YOUR INSTRUCTIONS:
Pull out every line below holding the word "communication".

# Start of MATERIAL FOR THIS TASK

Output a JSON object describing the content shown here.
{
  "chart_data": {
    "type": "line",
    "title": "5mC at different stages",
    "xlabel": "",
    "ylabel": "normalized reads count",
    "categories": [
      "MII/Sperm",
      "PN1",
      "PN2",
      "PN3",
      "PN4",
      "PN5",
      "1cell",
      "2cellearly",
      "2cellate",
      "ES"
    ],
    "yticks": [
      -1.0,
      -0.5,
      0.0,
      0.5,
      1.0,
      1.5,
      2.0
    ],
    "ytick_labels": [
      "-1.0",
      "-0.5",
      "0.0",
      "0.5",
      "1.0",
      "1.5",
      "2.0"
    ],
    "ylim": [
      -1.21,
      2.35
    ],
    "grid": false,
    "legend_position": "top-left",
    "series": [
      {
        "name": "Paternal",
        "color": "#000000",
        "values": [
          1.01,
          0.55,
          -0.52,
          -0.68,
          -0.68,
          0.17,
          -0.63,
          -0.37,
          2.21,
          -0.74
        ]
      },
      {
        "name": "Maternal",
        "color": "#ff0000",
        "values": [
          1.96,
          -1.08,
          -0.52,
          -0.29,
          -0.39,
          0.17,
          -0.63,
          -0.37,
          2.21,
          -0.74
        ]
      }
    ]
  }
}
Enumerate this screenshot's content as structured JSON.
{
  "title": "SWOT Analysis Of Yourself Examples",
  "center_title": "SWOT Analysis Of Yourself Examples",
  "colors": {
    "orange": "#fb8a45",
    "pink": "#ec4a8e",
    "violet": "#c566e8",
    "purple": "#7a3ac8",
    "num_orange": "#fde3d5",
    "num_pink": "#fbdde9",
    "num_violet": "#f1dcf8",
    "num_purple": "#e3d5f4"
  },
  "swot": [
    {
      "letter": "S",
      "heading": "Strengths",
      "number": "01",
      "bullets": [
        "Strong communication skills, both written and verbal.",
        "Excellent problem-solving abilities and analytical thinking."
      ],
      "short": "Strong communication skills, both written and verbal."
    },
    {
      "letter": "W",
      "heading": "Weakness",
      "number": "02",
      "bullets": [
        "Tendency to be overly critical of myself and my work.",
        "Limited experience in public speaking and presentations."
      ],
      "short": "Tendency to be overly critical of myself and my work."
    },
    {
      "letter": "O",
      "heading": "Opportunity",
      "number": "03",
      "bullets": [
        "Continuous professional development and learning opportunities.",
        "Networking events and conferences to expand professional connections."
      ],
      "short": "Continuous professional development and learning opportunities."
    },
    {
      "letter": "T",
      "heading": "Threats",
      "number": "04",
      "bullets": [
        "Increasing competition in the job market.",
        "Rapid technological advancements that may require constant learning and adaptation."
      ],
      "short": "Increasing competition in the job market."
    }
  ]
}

# End of MATERIAL FOR THIS TASK

RESPONSE:
        "Strong communication skills, both written and verbal.",
      "short": "Strong communication skills, both written and verbal."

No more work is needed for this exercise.